[Excerpts from a figure dataset]
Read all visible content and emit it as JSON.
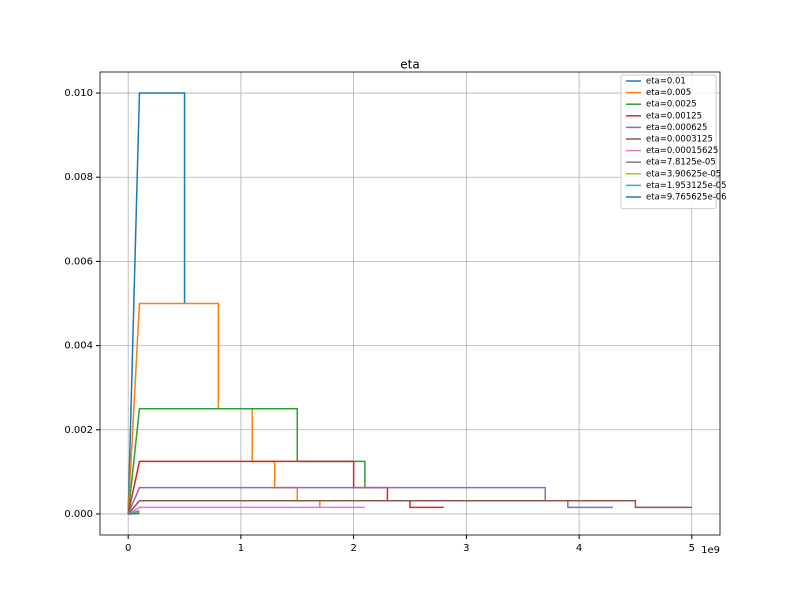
{
  "chart_data": {
    "type": "line",
    "title": "eta",
    "x_offset_label": "1e9",
    "xlim": [
      -0.25,
      5.25
    ],
    "ylim": [
      -0.0005,
      0.0105
    ],
    "xticks": [
      0,
      1,
      2,
      3,
      4,
      5
    ],
    "yticks": [
      {
        "value": 0,
        "label": "0.000"
      },
      {
        "value": 0.002,
        "label": "0.002"
      },
      {
        "value": 0.004,
        "label": "0.004"
      },
      {
        "value": 0.006,
        "label": "0.006"
      },
      {
        "value": 0.008,
        "label": "0.008"
      },
      {
        "value": 0.01,
        "label": "0.010"
      }
    ],
    "grid": true,
    "legend": "upper right",
    "series": [
      {
        "name": "eta=0.01",
        "color": "#1f77b4",
        "x": [
          0,
          0.1,
          0.5,
          0.5
        ],
        "values": [
          0,
          0.01,
          0.01,
          0.005
        ]
      },
      {
        "name": "eta=0.005",
        "color": "#ff7f0e",
        "x": [
          0,
          0.1,
          0.8,
          0.8,
          1.1,
          1.1,
          1.3,
          1.3,
          1.5,
          1.5,
          1.7,
          1.7
        ],
        "values": [
          0,
          0.005,
          0.005,
          0.0025,
          0.0025,
          0.00125,
          0.00125,
          0.000625,
          0.000625,
          0.0003125,
          0.0003125,
          0.00015625
        ]
      },
      {
        "name": "eta=0.0025",
        "color": "#2ca02c",
        "x": [
          0,
          0.1,
          1.5,
          1.5,
          2.1,
          2.1
        ],
        "values": [
          0,
          0.0025,
          0.0025,
          0.00125,
          0.00125,
          0.000625
        ]
      },
      {
        "name": "eta=0.00125",
        "color": "#d62728",
        "x": [
          0,
          0.1,
          2.0,
          2.0,
          2.3,
          2.3,
          2.5,
          2.5,
          2.8
        ],
        "values": [
          0,
          0.00125,
          0.00125,
          0.000625,
          0.000625,
          0.0003125,
          0.0003125,
          0.00015625,
          0.00015625
        ]
      },
      {
        "name": "eta=0.000625",
        "color": "#9467bd",
        "x": [
          0,
          0.1,
          3.7,
          3.7,
          3.9,
          3.9,
          4.3
        ],
        "values": [
          0,
          0.000625,
          0.000625,
          0.0003125,
          0.0003125,
          0.00015625,
          0.00015625
        ]
      },
      {
        "name": "eta=0.0003125",
        "color": "#8c564b",
        "x": [
          0,
          0.1,
          4.5,
          4.5,
          5.0
        ],
        "values": [
          0,
          0.0003125,
          0.0003125,
          0.00015625,
          0.00015625
        ]
      },
      {
        "name": "eta=0.00015625",
        "color": "#e377c2",
        "x": [
          0,
          0.1,
          2.1
        ],
        "values": [
          0,
          0.00015625,
          0.00015625
        ]
      },
      {
        "name": "eta=7.8125e-05",
        "color": "#7f7f7f",
        "x": [
          0,
          0.1
        ],
        "values": [
          0,
          7.8125e-05
        ]
      },
      {
        "name": "eta=3.90625e-05",
        "color": "#bcbd22",
        "x": [
          0,
          0.1
        ],
        "values": [
          0,
          3.90625e-05
        ]
      },
      {
        "name": "eta=1.953125e-05",
        "color": "#17becf",
        "x": [
          0,
          0.1
        ],
        "values": [
          0,
          1.953125e-05
        ]
      },
      {
        "name": "eta=9.765625e-06",
        "color": "#1f77b4",
        "x": [
          0,
          0.1
        ],
        "values": [
          0,
          9.765625e-06
        ]
      }
    ]
  }
}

## WHAT YOU HAVE TO DO
Make a tally of the lines in this data that include the string "color", and answer with that tally alone.

## REPLY TO THE TASK
11